== Extracted records ==
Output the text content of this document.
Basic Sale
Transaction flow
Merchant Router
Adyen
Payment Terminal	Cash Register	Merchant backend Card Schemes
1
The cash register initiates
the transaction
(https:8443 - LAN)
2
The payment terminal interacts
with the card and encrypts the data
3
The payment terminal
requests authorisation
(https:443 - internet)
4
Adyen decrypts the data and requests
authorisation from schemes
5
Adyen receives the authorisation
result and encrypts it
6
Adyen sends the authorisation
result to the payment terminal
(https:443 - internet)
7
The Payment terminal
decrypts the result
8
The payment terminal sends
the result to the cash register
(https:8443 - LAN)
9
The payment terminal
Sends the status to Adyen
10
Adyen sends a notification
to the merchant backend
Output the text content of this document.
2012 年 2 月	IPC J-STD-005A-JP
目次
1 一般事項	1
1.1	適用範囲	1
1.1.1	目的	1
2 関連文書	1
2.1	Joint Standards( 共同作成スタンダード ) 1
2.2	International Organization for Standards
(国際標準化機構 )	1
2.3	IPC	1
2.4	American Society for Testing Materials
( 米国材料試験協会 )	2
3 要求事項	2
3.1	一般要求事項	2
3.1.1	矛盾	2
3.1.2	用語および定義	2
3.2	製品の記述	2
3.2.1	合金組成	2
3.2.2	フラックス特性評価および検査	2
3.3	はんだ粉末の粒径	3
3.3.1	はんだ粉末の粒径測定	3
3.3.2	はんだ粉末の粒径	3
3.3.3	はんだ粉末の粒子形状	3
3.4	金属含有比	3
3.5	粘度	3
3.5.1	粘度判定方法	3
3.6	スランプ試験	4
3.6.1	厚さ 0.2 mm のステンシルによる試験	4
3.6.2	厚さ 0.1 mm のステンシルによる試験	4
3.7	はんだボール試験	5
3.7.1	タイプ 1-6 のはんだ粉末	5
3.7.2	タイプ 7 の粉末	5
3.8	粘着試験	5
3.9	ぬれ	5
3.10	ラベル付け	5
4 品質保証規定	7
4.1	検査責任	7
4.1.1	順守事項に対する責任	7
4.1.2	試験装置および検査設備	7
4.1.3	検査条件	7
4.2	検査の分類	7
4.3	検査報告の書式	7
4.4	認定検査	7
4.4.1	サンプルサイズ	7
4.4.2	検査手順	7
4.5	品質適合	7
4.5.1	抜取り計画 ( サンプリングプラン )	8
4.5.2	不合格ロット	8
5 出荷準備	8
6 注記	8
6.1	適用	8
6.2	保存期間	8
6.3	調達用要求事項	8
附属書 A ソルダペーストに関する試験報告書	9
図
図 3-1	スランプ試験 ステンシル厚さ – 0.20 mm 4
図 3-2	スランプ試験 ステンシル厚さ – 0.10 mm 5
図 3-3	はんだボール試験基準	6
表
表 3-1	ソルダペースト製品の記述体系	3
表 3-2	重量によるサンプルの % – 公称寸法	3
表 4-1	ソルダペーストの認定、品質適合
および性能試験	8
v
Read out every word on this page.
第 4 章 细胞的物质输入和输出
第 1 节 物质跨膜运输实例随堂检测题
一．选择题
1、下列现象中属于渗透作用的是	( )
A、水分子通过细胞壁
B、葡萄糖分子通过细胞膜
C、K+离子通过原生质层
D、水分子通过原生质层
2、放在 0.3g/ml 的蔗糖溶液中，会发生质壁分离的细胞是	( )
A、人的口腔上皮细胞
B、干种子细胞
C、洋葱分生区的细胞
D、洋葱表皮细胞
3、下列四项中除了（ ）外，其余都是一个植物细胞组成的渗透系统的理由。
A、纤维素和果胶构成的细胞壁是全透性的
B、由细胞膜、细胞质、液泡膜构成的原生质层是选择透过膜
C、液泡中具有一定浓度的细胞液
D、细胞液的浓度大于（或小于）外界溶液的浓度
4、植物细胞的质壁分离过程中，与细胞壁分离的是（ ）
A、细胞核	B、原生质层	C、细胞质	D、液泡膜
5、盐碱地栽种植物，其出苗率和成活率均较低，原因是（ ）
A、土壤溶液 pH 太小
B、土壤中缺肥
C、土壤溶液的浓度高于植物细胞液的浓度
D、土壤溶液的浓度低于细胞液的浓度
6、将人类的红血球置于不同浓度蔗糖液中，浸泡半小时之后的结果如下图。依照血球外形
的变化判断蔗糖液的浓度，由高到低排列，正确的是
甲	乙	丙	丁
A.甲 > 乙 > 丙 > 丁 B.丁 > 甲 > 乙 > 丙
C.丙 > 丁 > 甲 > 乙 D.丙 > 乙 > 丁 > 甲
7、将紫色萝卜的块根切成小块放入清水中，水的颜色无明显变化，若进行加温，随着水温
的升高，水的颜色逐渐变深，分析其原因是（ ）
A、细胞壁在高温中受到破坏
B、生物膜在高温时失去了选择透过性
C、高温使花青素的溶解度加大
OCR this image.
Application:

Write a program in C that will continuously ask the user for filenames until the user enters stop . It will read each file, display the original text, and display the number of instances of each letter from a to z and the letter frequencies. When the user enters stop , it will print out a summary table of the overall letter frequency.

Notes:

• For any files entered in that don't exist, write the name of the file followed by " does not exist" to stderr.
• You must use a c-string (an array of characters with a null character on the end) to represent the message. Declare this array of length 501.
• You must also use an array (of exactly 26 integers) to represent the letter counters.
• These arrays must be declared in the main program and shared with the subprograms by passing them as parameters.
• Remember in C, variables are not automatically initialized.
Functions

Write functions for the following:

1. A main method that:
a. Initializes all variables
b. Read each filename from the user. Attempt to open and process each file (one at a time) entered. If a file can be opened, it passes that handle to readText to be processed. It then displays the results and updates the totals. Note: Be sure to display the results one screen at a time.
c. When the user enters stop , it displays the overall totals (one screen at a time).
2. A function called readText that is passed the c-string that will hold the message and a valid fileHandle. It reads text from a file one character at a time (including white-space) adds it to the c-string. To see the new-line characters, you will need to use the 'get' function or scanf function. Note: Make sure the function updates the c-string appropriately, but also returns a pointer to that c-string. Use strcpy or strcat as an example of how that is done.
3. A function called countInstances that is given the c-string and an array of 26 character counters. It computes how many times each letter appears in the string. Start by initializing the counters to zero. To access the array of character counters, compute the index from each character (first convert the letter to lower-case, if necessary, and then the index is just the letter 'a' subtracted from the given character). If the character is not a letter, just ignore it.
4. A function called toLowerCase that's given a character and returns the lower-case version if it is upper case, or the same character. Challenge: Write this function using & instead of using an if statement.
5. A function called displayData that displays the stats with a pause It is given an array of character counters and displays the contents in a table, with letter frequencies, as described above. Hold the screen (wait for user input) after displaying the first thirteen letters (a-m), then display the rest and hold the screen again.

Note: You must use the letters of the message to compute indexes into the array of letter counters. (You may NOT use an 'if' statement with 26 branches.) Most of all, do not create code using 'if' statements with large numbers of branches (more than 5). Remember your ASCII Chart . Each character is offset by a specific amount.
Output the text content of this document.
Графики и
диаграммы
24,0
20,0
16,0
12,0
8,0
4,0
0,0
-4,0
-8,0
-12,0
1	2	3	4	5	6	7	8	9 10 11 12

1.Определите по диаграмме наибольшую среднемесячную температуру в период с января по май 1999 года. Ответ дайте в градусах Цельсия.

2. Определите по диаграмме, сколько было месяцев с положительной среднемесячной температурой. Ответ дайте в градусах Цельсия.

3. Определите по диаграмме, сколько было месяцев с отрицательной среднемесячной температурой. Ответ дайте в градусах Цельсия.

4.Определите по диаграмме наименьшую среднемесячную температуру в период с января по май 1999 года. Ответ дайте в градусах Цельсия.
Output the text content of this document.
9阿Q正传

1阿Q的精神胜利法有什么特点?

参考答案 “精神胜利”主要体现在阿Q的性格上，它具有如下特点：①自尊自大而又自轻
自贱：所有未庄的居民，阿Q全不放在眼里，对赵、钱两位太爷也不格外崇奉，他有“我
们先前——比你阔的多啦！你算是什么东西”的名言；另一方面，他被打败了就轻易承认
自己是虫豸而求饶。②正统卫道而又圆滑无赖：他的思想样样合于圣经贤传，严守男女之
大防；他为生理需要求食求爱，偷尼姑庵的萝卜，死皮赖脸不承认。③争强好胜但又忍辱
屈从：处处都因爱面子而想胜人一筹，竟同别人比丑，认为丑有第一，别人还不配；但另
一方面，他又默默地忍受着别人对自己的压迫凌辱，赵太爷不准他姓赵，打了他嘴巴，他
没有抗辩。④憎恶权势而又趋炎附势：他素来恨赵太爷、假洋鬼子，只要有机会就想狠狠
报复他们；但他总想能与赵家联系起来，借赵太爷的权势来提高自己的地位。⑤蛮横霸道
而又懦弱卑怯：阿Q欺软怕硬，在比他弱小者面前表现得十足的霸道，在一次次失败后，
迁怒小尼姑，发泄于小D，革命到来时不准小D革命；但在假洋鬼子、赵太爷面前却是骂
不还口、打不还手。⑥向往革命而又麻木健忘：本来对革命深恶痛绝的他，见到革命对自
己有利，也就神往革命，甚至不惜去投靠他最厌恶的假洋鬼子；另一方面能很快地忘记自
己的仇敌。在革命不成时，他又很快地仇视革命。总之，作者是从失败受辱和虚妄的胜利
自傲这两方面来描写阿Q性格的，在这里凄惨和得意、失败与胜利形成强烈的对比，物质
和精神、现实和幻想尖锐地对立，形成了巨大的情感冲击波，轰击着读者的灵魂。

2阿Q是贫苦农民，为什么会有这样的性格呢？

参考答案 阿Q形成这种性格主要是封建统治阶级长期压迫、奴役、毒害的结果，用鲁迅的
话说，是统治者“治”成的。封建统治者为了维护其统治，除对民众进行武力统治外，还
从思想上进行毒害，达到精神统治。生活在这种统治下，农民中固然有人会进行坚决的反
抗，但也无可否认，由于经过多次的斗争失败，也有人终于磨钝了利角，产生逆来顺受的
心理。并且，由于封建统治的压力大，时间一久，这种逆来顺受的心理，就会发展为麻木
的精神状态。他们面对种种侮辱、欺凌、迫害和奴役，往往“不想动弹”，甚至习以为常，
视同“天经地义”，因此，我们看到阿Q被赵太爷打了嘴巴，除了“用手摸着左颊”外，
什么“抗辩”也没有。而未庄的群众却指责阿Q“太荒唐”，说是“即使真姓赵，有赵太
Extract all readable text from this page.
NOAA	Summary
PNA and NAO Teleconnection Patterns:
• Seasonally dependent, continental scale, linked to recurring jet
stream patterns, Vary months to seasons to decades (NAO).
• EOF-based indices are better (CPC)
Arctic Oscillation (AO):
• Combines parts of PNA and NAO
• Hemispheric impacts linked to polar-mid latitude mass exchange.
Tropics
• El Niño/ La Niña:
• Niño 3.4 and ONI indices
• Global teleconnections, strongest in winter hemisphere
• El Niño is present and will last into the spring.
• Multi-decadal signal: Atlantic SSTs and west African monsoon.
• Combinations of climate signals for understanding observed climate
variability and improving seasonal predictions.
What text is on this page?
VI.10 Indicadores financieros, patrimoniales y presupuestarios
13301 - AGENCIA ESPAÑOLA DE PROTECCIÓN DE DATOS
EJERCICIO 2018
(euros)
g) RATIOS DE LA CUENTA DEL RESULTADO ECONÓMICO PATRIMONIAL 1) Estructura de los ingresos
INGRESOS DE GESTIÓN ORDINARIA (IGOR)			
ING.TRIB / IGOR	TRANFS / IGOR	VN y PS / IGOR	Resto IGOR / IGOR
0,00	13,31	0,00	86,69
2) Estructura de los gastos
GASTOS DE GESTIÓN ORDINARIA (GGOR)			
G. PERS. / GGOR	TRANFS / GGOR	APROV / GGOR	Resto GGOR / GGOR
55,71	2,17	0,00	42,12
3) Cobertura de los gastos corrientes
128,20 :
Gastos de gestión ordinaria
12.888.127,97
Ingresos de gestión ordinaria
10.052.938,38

== Goal ==
Lines of the material that contain the word "compute" are to be gathered.

== Task result ==
3. A function called countInstances that is given the c-string and an array of 26 character counters. It computes how many times each letter appears in the string. Start by initializing the counters to zero. To access the array of character counters, compute the index from each character (first convert the letter to lower-case, if necessary, and then the index is just the letter 'a' subtracted from the given character). If the character is not a letter, just ignore it.
Note: You must use the letters of the message to compute indexes into the array of letter counters. (You may NOT use an 'if' statement with 26 branches.) Most of all, do not create code using 'if' statements with large numbers of branches (more than 5). Remember your ASCII Chart . Each character is offset by a specific amount.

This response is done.